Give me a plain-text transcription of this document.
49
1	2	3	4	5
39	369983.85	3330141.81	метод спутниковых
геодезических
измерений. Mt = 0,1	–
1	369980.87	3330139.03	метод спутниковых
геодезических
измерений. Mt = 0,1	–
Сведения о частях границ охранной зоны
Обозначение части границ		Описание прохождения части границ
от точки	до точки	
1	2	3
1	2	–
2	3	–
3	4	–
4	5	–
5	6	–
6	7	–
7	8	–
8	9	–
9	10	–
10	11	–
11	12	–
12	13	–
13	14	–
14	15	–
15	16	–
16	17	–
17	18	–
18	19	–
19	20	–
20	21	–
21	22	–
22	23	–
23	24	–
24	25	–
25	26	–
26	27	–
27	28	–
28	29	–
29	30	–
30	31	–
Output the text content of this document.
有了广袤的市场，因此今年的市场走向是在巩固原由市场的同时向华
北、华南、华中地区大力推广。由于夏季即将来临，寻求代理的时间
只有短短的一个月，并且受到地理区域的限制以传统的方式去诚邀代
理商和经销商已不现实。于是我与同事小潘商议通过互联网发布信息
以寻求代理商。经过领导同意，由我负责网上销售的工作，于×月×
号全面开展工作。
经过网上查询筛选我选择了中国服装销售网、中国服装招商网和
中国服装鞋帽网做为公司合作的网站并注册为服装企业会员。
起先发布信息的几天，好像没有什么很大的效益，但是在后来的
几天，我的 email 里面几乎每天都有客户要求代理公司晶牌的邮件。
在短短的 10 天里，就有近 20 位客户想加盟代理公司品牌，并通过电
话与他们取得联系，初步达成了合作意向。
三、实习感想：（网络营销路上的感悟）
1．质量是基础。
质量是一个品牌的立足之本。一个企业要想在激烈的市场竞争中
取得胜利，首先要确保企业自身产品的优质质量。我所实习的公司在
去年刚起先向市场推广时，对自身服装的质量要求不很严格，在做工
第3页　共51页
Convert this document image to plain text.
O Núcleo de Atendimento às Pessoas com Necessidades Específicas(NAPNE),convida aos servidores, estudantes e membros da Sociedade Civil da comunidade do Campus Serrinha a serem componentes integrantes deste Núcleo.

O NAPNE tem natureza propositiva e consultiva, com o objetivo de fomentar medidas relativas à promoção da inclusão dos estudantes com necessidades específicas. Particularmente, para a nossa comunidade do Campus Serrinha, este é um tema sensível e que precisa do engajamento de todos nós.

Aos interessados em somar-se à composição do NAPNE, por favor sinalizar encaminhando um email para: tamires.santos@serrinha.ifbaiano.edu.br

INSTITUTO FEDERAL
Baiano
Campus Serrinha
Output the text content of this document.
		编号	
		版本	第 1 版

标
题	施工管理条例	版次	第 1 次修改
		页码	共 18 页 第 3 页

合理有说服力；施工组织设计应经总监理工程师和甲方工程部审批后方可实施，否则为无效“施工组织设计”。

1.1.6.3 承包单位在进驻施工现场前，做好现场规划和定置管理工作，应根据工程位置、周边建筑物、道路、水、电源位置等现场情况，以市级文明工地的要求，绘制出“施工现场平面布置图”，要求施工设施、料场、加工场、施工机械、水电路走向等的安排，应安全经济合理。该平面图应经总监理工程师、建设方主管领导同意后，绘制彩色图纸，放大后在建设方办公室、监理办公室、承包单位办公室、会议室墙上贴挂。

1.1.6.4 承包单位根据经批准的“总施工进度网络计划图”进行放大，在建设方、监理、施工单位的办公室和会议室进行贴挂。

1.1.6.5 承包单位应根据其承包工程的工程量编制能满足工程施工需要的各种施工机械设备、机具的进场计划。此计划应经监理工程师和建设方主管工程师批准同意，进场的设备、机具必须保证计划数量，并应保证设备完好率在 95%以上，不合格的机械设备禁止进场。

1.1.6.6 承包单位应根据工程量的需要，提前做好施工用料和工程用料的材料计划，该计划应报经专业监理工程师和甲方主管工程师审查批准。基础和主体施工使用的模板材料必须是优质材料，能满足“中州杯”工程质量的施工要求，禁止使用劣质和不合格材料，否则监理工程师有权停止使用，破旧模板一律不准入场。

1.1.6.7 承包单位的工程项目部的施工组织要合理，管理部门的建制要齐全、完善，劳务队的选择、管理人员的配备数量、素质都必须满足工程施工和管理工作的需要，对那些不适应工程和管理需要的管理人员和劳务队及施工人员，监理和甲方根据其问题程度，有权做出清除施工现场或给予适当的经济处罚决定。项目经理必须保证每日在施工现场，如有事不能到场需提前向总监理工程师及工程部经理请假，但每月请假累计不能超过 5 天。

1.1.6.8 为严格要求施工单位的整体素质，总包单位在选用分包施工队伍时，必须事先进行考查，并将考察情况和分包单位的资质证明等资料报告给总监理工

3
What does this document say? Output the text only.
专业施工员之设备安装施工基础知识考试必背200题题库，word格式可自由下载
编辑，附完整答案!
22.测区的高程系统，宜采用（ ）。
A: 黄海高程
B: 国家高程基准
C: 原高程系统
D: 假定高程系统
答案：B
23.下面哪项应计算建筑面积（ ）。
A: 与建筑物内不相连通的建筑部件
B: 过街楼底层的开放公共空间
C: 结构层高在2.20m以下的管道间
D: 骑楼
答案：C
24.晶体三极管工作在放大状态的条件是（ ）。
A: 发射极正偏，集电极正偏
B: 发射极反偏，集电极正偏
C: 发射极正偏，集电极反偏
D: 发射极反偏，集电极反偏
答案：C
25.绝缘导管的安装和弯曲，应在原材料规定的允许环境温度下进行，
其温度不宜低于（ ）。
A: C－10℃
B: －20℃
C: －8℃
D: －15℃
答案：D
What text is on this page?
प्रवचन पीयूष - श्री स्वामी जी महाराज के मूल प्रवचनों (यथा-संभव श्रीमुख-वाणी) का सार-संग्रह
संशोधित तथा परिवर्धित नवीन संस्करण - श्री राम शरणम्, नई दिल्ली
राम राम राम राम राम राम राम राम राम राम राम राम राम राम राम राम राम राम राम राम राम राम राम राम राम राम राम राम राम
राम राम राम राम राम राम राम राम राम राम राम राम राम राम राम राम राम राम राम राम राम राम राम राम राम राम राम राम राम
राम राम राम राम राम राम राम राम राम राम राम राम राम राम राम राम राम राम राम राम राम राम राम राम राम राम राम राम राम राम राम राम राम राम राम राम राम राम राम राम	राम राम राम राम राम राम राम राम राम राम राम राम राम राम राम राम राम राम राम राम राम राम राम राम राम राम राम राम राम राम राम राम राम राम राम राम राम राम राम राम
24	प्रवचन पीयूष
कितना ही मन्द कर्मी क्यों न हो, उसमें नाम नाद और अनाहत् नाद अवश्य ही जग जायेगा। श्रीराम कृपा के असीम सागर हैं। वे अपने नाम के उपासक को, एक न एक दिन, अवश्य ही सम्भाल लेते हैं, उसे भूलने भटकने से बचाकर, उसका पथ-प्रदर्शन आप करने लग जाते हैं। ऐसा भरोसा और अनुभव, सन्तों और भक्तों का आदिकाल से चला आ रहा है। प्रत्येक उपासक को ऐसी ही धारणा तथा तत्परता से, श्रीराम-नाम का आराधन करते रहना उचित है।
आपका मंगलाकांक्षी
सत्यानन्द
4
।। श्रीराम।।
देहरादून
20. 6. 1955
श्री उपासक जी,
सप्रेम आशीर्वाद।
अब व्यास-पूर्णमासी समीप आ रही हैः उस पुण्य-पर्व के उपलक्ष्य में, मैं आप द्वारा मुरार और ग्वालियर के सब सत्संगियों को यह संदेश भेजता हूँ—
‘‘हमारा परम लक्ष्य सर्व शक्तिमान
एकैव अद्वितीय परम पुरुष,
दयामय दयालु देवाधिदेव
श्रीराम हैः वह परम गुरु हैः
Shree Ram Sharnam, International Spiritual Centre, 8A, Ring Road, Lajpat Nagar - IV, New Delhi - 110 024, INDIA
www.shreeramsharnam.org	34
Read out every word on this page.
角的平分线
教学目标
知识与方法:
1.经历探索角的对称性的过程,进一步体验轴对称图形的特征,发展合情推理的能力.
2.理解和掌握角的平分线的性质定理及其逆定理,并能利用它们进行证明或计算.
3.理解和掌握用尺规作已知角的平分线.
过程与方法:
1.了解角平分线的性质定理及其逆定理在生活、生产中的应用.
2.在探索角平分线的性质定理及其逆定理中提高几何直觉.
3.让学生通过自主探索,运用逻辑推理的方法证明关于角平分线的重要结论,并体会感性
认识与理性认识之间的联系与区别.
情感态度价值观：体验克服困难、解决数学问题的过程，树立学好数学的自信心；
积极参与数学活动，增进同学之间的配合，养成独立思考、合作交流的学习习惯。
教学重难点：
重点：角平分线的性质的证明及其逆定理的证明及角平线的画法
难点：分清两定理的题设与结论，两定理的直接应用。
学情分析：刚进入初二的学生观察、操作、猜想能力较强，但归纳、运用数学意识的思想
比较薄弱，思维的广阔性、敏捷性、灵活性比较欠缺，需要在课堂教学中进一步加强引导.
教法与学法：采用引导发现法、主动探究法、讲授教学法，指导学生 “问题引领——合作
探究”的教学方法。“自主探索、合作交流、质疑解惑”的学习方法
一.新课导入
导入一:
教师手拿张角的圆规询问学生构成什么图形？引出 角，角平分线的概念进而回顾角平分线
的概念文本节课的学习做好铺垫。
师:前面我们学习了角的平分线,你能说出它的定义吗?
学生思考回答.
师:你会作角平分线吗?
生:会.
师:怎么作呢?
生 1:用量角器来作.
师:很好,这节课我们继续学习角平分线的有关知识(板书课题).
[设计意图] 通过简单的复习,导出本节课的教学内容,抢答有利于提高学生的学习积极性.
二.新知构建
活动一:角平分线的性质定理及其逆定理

┄┄┄┄┄┄┄┄┄┄┄┄┄┄┄┄┄┄┄┄

WORK TO DO - Pull out every line in the data above that has the word "NAPNE".

EXERCISE SOLUTION -
O Núcleo de Atendimento às Pessoas com Necessidades Específicas(NAPNE),convida aos servidores, estudantes e membros da Sociedade Civil da comunidade do Campus Serrinha a serem componentes integrantes deste Núcleo.
O NAPNE tem natureza propositiva e consultiva, com o objetivo de fomentar medidas relativas à promoção da inclusão dos estudantes com necessidades específicas. Particularmente, para a nossa comunidade do Campus Serrinha, este é um tema sensível e que precisa do engajamento de todos nós.
Aos interessados em somar-se à composição do NAPNE, por favor sinalizar encaminhando um email para: tamires.santos@serrinha.ifbaiano.edu.br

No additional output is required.